DO THIS =>
Skip the pictures. Repeat everything else in the records word for word.

DATA LISTING =>
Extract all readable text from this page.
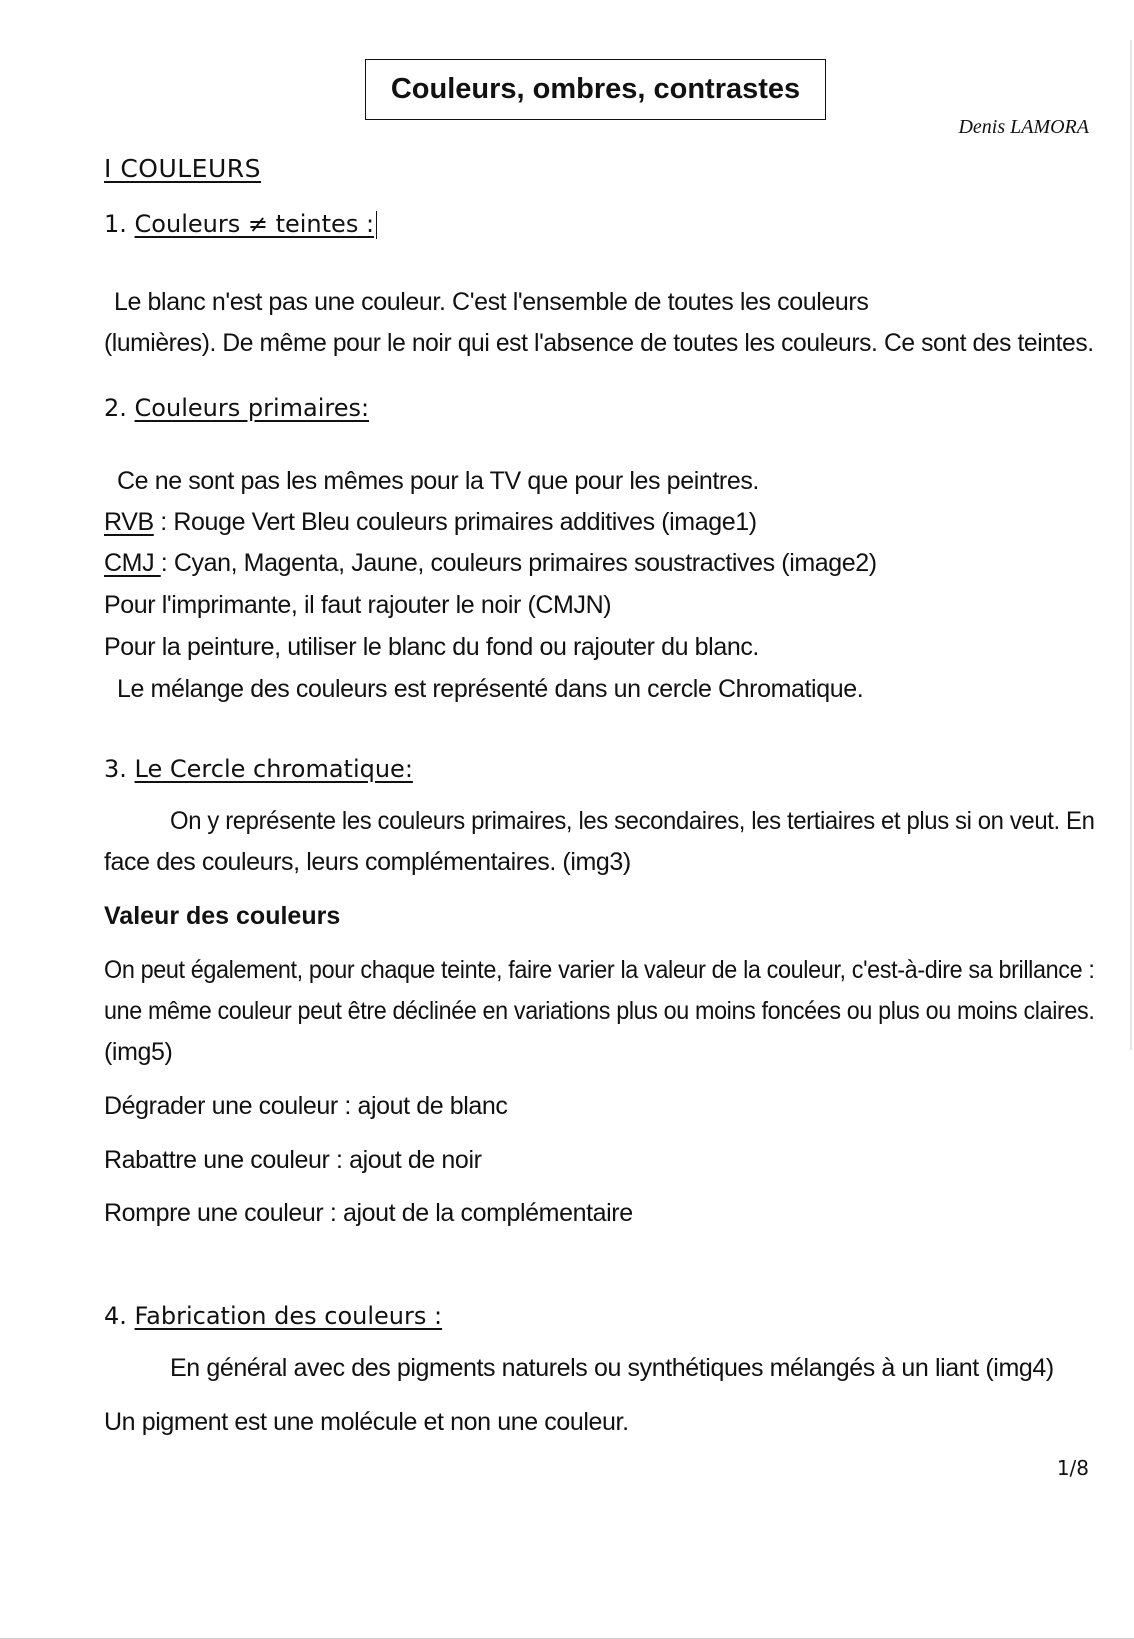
Couleurs, ombres, contrastes
Denis LAMORA
I COULEURS
1. Couleurs ≠ teintes :
Le blanc n'est pas une couleur. C'est l'ensemble de toutes les couleurs
(lumières). De même pour le noir qui est l'absence de toutes les couleurs. Ce sont des teintes.
2. Couleurs primaires:
Ce ne sont pas les mêmes pour la TV que pour les peintres.
RVB : Rouge Vert Bleu couleurs primaires additives (image1)
CMJ : Cyan, Magenta, Jaune, couleurs primaires soustractives (image2)
Pour l'imprimante, il faut rajouter le noir (CMJN)
Pour la peinture, utiliser le blanc du fond ou rajouter du blanc.
Le mélange des couleurs est représenté dans un cercle Chromatique.
3. Le Cercle chromatique:
On y représente les couleurs primaires, les secondaires, les tertiaires et plus si on veut. En
face des couleurs, leurs complémentaires. (img3)
Valeur des couleurs
On peut également, pour chaque teinte, faire varier la valeur de la couleur, c'est-à-dire sa brillance :
une même couleur peut être déclinée en variations plus ou moins foncées ou plus ou moins claires.
(img5)
Dégrader une couleur : ajout de blanc
Rabattre une couleur : ajout de noir
Rompre une couleur : ajout de la complémentaire
4. Fabrication des couleurs :
En général avec des pigments naturels ou synthétiques mélangés à un liant (img4)
Un pigment est une molécule et non une couleur.
1/8
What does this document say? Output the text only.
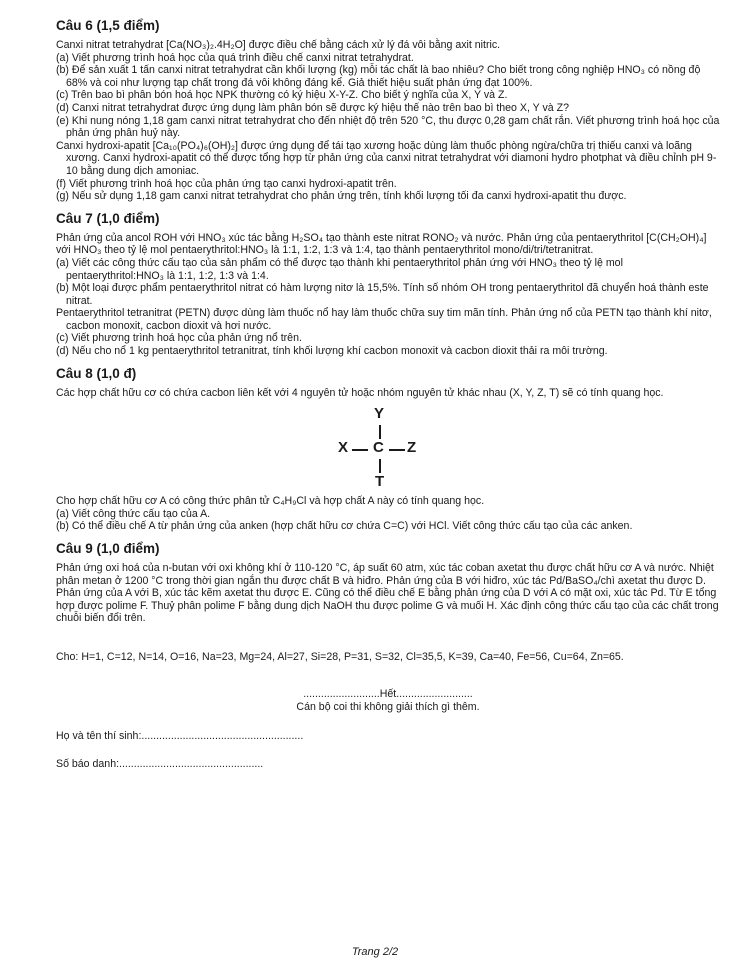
Câu 6 (1,5 điểm)

Canxi nitrat tetrahydrat [Ca(NO₃)₂.4H₂O] được điều chế bằng cách xử lý đá vôi bằng axit nitric.

(a) Viết phương trình hoá học của quá trình điều chế canxi nitrat tetrahydrat.

(b) Để sản xuất 1 tấn canxi nitrat tetrahydrat cần khối lượng (kg) mỗi tác chất là bao nhiêu? Cho biết trong công nghiệp HNO₃ có nồng độ 68% và coi như lượng tạp chất trong đá vôi không đáng kể. Giả thiết hiệu suất phản ứng đạt 100%.

(c) Trên bao bì phân bón hoá học NPK thường có ký hiệu X-Y-Z. Cho biết ý nghĩa của X, Y và Z.

(d) Canxi nitrat tetrahydrat được ứng dụng làm phân bón sẽ được ký hiệu thế nào trên bao bì theo X, Y và Z?

(e) Khi nung nóng 1,18 gam canxi nitrat tetrahydrat cho đến nhiệt độ trên 520 °C, thu được 0,28 gam chất rắn. Viết phương trình hoá học của phản ứng phân huỷ này.

Canxi hydroxi-apatit [Ca₁₀(PO₄)₆(OH)₂] được ứng dụng để tái tạo xương hoặc dùng làm thuốc phòng ngừa/chữa trị thiếu canxi và loãng xương. Canxi hydroxi-apatit có thể được tổng hợp từ phản ứng của canxi nitrat tetrahydrat với diamoni hydro photphat và điều chỉnh pH 9-10 bằng dung dịch amoniac.

(f) Viết phương trình hoá học của phản ứng tạo canxi hydroxi-apatit trên.

(g) Nếu sử dụng 1,18 gam canxi nitrat tetrahydrat cho phản ứng trên, tính khối lượng tối đa canxi hydroxi-apatit thu được.

Câu 7 (1,0 điểm)

Phản ứng của ancol ROH với HNO₃ xúc tác bằng H₂SO₄ tạo thành este nitrat RONO₂ và nước. Phản ứng của pentaerythritol [C(CH₂OH)₄] với HNO₃ theo tỷ lệ mol pentaerythritol:HNO₃ là 1:1, 1:2, 1:3 và 1:4, tạo thành pentaerythritol mono/di/tri/tetranitrat.

(a) Viết các công thức cấu tạo của sản phẩm có thể được tạo thành khi pentaerythritol phản ứng với HNO₃ theo tỷ lệ mol pentaerythritol:HNO₃ là 1:1, 1:2, 1:3 và 1:4.

(b) Một loại được phẩm pentaerythritol nitrat có hàm lượng nitơ là 15,5%. Tính số nhóm OH trong pentaerythritol đã chuyển hoá thành este nitrat.

Pentaerythritol tetranitrat (PETN) được dùng làm thuốc nổ hay làm thuốc chữa suy tim mãn tính. Phản ứng nổ của PETN tạo thành khí nitơ, cacbon monoxit, cacbon dioxit và hơi nước.

(c) Viết phương trình hoá học của phản ứng nổ trên.

(d) Nếu cho nổ 1 kg pentaerythritol tetranitrat, tính khối lượng khí cacbon monoxit và cacbon dioxit thải ra môi trường.

Câu 8 (1,0 đ)

Các hợp chất hữu cơ có chứa cacbon liên kết với 4 nguyên tử hoặc nhóm nguyên tử khác nhau (X, Y, Z, T) sẽ có tính quang học.

Y
X C Z
T

Cho hợp chất hữu cơ A có công thức phân tử C₄H₉Cl và hợp chất A này có tính quang học.

(a) Viết công thức cấu tạo của A.

(b) Có thể điều chế A từ phản ứng của anken (hợp chất hữu cơ chứa C=C) với HCl. Viết công thức cấu tạo của các anken.

Câu 9 (1,0 điểm)

Phản ứng oxi hoá của n-butan với oxi không khí ở 110-120 °C, áp suất 60 atm, xúc tác coban axetat thu được chất hữu cơ A và nước. Nhiệt phân metan ở 1200 °C trong thời gian ngắn thu được chất B và hiđro. Phản ứng của B với hiđro, xúc tác Pd/BaSO₄/chì axetat thu được D. Phản ứng của A với B, xúc tác kẽm axetat thu được E. Cũng có thể điều chế E bằng phản ứng của D với A có mặt oxi, xúc tác Pd. Từ E tổng hợp được polime F. Thuỷ phân polime F bằng dung dịch NaOH thu được polime G và muối H. Xác định công thức cấu tạo của các chất trong chuỗi biến đổi trên.

Cho: H=1, C=12, N=14, O=16, Na=23, Mg=24, Al=27, Si=28, P=31, S=32, Cl=35,5, K=39, Ca=40, Fe=56, Cu=64, Zn=65.

..........................Hết..........................
Cán bộ coi thi không giải thích gì thêm.
Họ và tên thí sinh:.......................................................
Số báo danh:.................................................
Trang 2/2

COMPLETE ANSWER =>
Extract all readable text from this page.
Couleurs, ombres, contrastes
Denis LAMORA
I COULEURS
1. Couleurs ≠ teintes :
Le blanc n'est pas une couleur. C'est l'ensemble de toutes les couleurs
(lumières). De même pour le noir qui est l'absence de toutes les couleurs. Ce sont des teintes.
2. Couleurs primaires:
Ce ne sont pas les mêmes pour la TV que pour les peintres.
RVB : Rouge Vert Bleu couleurs primaires additives (image1)
CMJ : Cyan, Magenta, Jaune, couleurs primaires soustractives (image2)
Pour l'imprimante, il faut rajouter le noir (CMJN)
Pour la peinture, utiliser le blanc du fond ou rajouter du blanc.
Le mélange des couleurs est représenté dans un cercle Chromatique.
3. Le Cercle chromatique:
On y représente les couleurs primaires, les secondaires, les tertiaires et plus si on veut. En
face des couleurs, leurs complémentaires. (img3)
Valeur des couleurs
On peut également, pour chaque teinte, faire varier la valeur de la couleur, c'est-à-dire sa brillance :
une même couleur peut être déclinée en variations plus ou moins foncées ou plus ou moins claires.
(img5)
Dégrader une couleur : ajout de blanc
Rabattre une couleur : ajout de noir
Rompre une couleur : ajout de la complémentaire
4. Fabrication des couleurs :
En général avec des pigments naturels ou synthétiques mélangés à un liant (img4)
Un pigment est une molécule et non une couleur.
1/8
What does this document say? Output the text only.
Câu 6 (1,5 điểm)

Canxi nitrat tetrahydrat [Ca(NO₃)₂.4H₂O] được điều chế bằng cách xử lý đá vôi bằng axit nitric.

(a) Viết phương trình hoá học của quá trình điều chế canxi nitrat tetrahydrat.

(b) Để sản xuất 1 tấn canxi nitrat tetrahydrat cần khối lượng (kg) mỗi tác chất là bao nhiêu? Cho biết trong công nghiệp HNO₃ có nồng độ 68% và coi như lượng tạp chất trong đá vôi không đáng kể. Giả thiết hiệu suất phản ứng đạt 100%.

(c) Trên bao bì phân bón hoá học NPK thường có ký hiệu X-Y-Z. Cho biết ý nghĩa của X, Y và Z.

(d) Canxi nitrat tetrahydrat được ứng dụng làm phân bón sẽ được ký hiệu thế nào trên bao bì theo X, Y và Z?

(e) Khi nung nóng 1,18 gam canxi nitrat tetrahydrat cho đến nhiệt độ trên 520 °C, thu được 0,28 gam chất rắn. Viết phương trình hoá học của phản ứng phân huỷ này.

Canxi hydroxi-apatit [Ca₁₀(PO₄)₆(OH)₂] được ứng dụng để tái tạo xương hoặc dùng làm thuốc phòng ngừa/chữa trị thiếu canxi và loãng xương. Canxi hydroxi-apatit có thể được tổng hợp từ phản ứng của canxi nitrat tetrahydrat với diamoni hydro photphat và điều chỉnh pH 9-10 bằng dung dịch amoniac.

(f) Viết phương trình hoá học của phản ứng tạo canxi hydroxi-apatit trên.

(g) Nếu sử dụng 1,18 gam canxi nitrat tetrahydrat cho phản ứng trên, tính khối lượng tối đa canxi hydroxi-apatit thu được.

Câu 7 (1,0 điểm)

Phản ứng của ancol ROH với HNO₃ xúc tác bằng H₂SO₄ tạo thành este nitrat RONO₂ và nước. Phản ứng của pentaerythritol [C(CH₂OH)₄] với HNO₃ theo tỷ lệ mol pentaerythritol:HNO₃ là 1:1, 1:2, 1:3 và 1:4, tạo thành pentaerythritol mono/di/tri/tetranitrat.

(a) Viết các công thức cấu tạo của sản phẩm có thể được tạo thành khi pentaerythritol phản ứng với HNO₃ theo tỷ lệ mol pentaerythritol:HNO₃ là 1:1, 1:2, 1:3 và 1:4.

(b) Một loại được phẩm pentaerythritol nitrat có hàm lượng nitơ là 15,5%. Tính số nhóm OH trong pentaerythritol đã chuyển hoá thành este nitrat.

Pentaerythritol tetranitrat (PETN) được dùng làm thuốc nổ hay làm thuốc chữa suy tim mãn tính. Phản ứng nổ của PETN tạo thành khí nitơ, cacbon monoxit, cacbon dioxit và hơi nước.

(c) Viết phương trình hoá học của phản ứng nổ trên.

(d) Nếu cho nổ 1 kg pentaerythritol tetranitrat, tính khối lượng khí cacbon monoxit và cacbon dioxit thải ra môi trường.

Câu 8 (1,0 đ)

Các hợp chất hữu cơ có chứa cacbon liên kết với 4 nguyên tử hoặc nhóm nguyên tử khác nhau (X, Y, Z, T) sẽ có tính quang học.

Y
X C Z
T

Cho hợp chất hữu cơ A có công thức phân tử C₄H₉Cl và hợp chất A này có tính quang học.

(a) Viết công thức cấu tạo của A.

(b) Có thể điều chế A từ phản ứng của anken (hợp chất hữu cơ chứa C=C) với HCl. Viết công thức cấu tạo của các anken.

Câu 9 (1,0 điểm)

Phản ứng oxi hoá của n-butan với oxi không khí ở 110-120 °C, áp suất 60 atm, xúc tác coban axetat thu được chất hữu cơ A và nước. Nhiệt phân metan ở 1200 °C trong thời gian ngắn thu được chất B và hiđro. Phản ứng của B với hiđro, xúc tác Pd/BaSO₄/chì axetat thu được D. Phản ứng của A với B, xúc tác kẽm axetat thu được E. Cũng có thể điều chế E bằng phản ứng của D với A có mặt oxi, xúc tác Pd. Từ E tổng hợp được polime F. Thuỷ phân polime F bằng dung dịch NaOH thu được polime G và muối H. Xác định công thức cấu tạo của các chất trong chuỗi biến đổi trên.

Cho: H=1, C=12, N=14, O=16, Na=23, Mg=24, Al=27, Si=28, P=31, S=32, Cl=35,5, K=39, Ca=40, Fe=56, Cu=64, Zn=65.

..........................Hết..........................
Cán bộ coi thi không giải thích gì thêm.
Họ và tên thí sinh:.......................................................
Số báo danh:.................................................
Trang 2/2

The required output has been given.